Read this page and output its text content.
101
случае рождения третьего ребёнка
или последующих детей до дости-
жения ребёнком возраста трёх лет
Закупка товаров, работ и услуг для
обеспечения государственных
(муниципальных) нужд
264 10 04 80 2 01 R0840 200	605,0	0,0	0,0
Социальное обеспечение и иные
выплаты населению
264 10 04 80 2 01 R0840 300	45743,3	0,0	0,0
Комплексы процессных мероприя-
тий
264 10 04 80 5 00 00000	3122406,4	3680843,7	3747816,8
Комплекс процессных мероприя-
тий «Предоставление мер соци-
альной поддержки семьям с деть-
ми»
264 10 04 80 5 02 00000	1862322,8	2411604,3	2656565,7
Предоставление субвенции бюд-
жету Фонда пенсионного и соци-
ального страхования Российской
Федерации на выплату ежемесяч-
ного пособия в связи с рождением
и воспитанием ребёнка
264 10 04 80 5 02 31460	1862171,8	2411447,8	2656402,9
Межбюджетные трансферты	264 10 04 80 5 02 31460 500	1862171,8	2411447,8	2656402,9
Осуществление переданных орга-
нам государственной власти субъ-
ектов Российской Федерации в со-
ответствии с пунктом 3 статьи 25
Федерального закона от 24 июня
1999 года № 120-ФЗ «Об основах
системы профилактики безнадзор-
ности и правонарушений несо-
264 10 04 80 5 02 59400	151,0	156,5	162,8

┄┄┄┄┄┄

_STATED GOAL_. Using the listing above, pick out each line that contains the word "мероприя", then copy it.

_TASK SOLUTION_.
Комплексы процессных мероприя-
Комплекс процессных мероприя-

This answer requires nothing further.